> Given problem
Copy the data precisely, character for character, and leave out every picture.

★ ★ ★ ★ ★ ★ ★

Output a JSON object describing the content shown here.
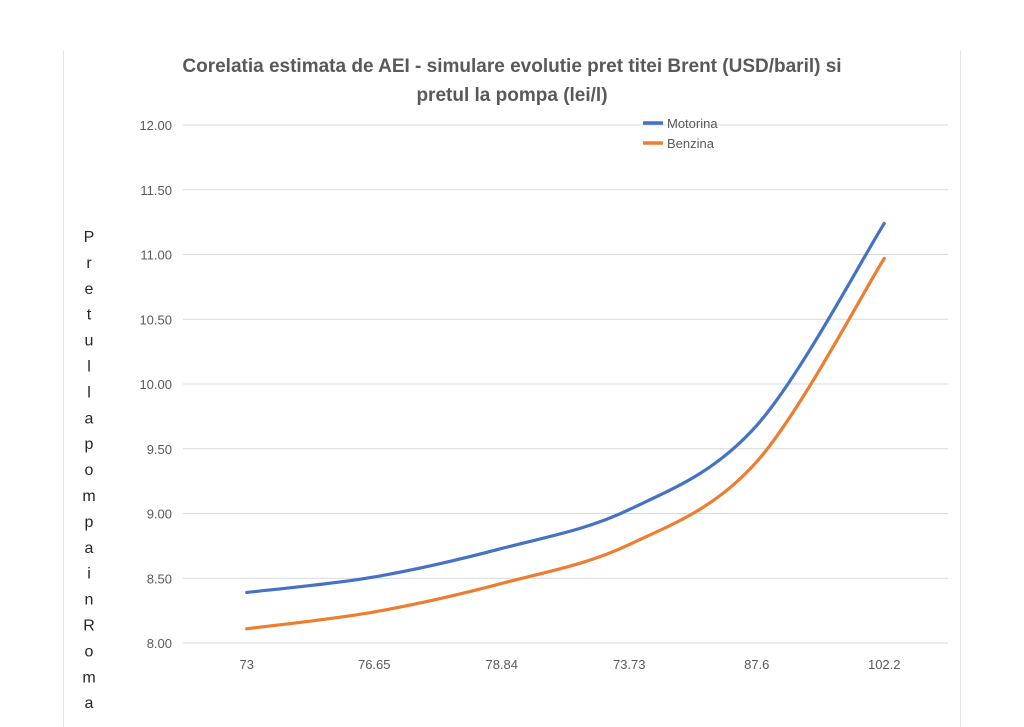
{
  "chart_data": {
    "type": "line",
    "title_lines": [
      "Corelatia estimata de AEI - simulare evolutie pret titei Brent (USD/baril) si",
      "pretul la pompa (lei/l)"
    ],
    "categories": [
      "73",
      "76.65",
      "78.84",
      "73.73",
      "87.6",
      "102.2"
    ],
    "series": [
      {
        "name": "Motorina",
        "color": "#4472c4",
        "values": [
          8.39,
          8.51,
          8.73,
          9.03,
          9.68,
          11.24
        ]
      },
      {
        "name": "Benzina",
        "color": "#ed7d31",
        "values": [
          8.11,
          8.24,
          8.46,
          8.76,
          9.4,
          10.97
        ]
      }
    ],
    "ylim": [
      8.0,
      12.0
    ],
    "yticks": [
      "8.00",
      "8.50",
      "9.00",
      "9.50",
      "10.00",
      "10.50",
      "11.00",
      "11.50",
      "12.00"
    ],
    "ylabel": "Pretul la pompa in Roma",
    "xlabel": "",
    "grid": true,
    "legend_position": "top-right"
  }
}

★ ★ ★ ★ ★ ★ ★

> Reply to the task
Output a JSON object describing the content shown here.
{
  "chart_data": {
    "type": "line",
    "title_lines": [
      "Corelatia estimata de AEI - simulare evolutie pret titei Brent (USD/baril) si",
      "pretul la pompa (lei/l)"
    ],
    "categories": [
      "73",
      "76.65",
      "78.84",
      "73.73",
      "87.6",
      "102.2"
    ],
    "series": [
      {
        "name": "Motorina",
        "color": "#4472c4",
        "values": [
          8.39,
          8.51,
          8.73,
          9.03,
          9.68,
          11.24
        ]
      },
      {
        "name": "Benzina",
        "color": "#ed7d31",
        "values": [
          8.11,
          8.24,
          8.46,
          8.76,
          9.4,
          10.97
        ]
      }
    ],
    "ylim": [
      8.0,
      12.0
    ],
    "yticks": [
      "8.00",
      "8.50",
      "9.00",
      "9.50",
      "10.00",
      "10.50",
      "11.00",
      "11.50",
      "12.00"
    ],
    "ylabel": "Pretul la pompa in Roma",
    "xlabel": "",
    "grid": true,
    "legend_position": "top-right"
  }
}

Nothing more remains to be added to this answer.